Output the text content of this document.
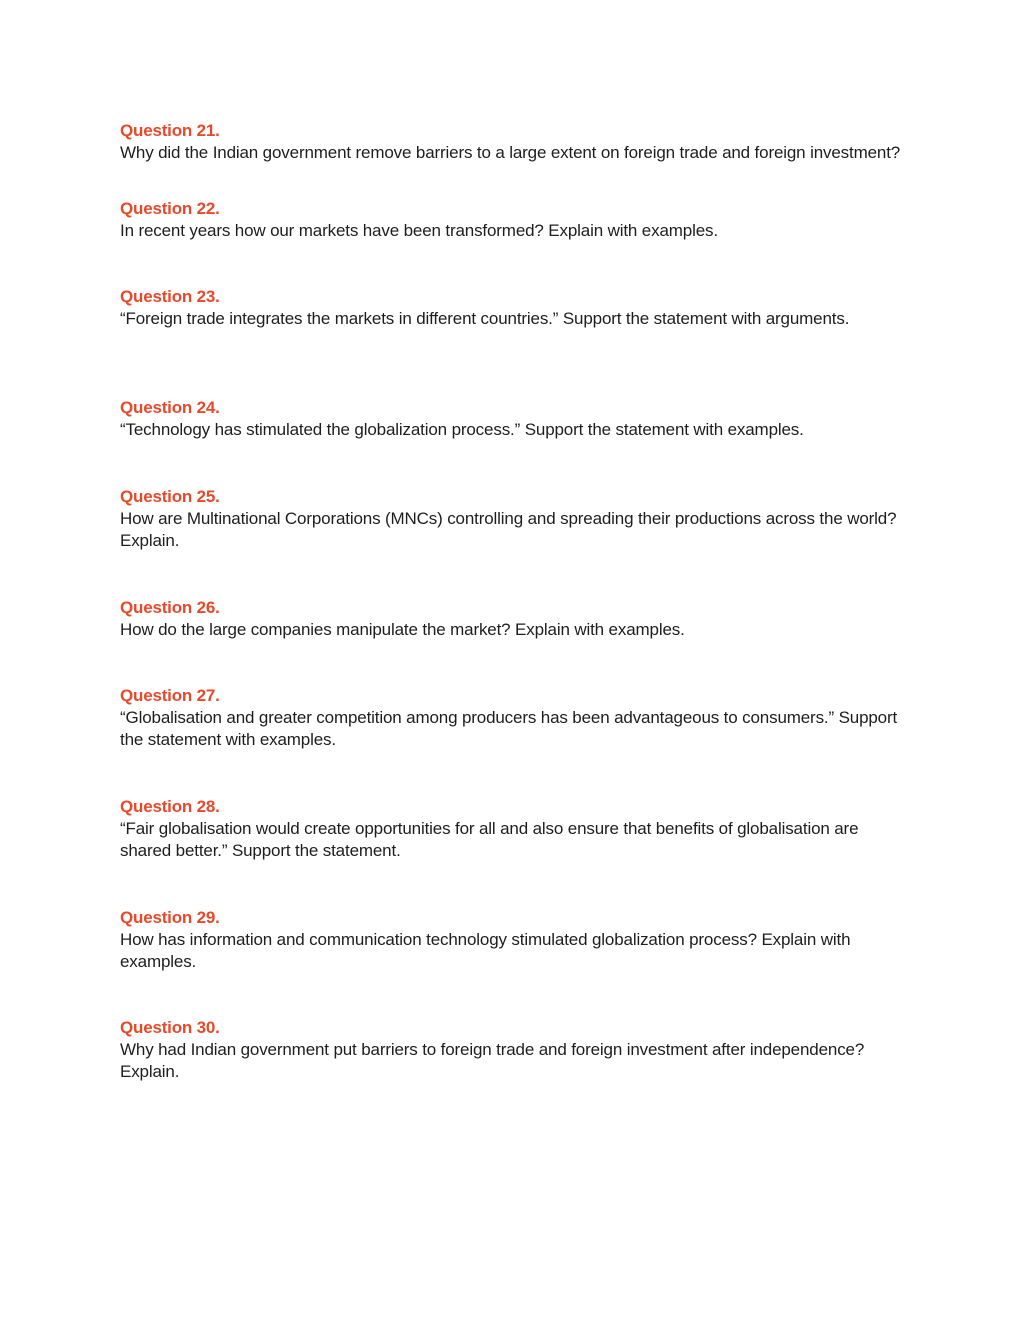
Question 21.

Why did the Indian government remove barriers to a large extent on foreign trade and foreign investment?

Question 22.

In recent years how our markets have been transformed? Explain with examples.

Question 23.

“Foreign trade integrates the markets in different countries.” Support the statement with arguments.

Question 24.

“Technology has stimulated the globalization process.” Support the statement with examples.

Question 25.

How are Multinational Corporations (MNCs) controlling and spreading their productions across the world? Explain.

Question 26.

How do the large companies manipulate the market? Explain with examples.

Question 27.

“Globalisation and greater competition among producers has been advantageous to consumers.” Support the statement with examples.

Question 28.

“Fair globalisation would create opportunities for all and also ensure that benefits of globalisation are shared better.” Support the statement.

Question 29.

How has information and communication technology stimulated globalization process? Explain with examples.

Question 30.

Why had Indian government put barriers to foreign trade and foreign investment after independence? Explain.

## Set exercise
Copy each line in full and exactly, omitting any picture.

## Task output
Output the text content of this document.
Question 21.

Why did the Indian government remove barriers to a large extent on foreign trade and foreign investment?

Question 22.

In recent years how our markets have been transformed? Explain with examples.

Question 23.

“Foreign trade integrates the markets in different countries.” Support the statement with arguments.

Question 24.

“Technology has stimulated the globalization process.” Support the statement with examples.

Question 25.

How are Multinational Corporations (MNCs) controlling and spreading their productions across the world? Explain.

Question 26.

How do the large companies manipulate the market? Explain with examples.

Question 27.

“Globalisation and greater competition among producers has been advantageous to consumers.” Support the statement with examples.

Question 28.

“Fair globalisation would create opportunities for all and also ensure that benefits of globalisation are shared better.” Support the statement.

Question 29.

How has information and communication technology stimulated globalization process? Explain with examples.

Question 30.

Why had Indian government put barriers to foreign trade and foreign investment after independence? Explain.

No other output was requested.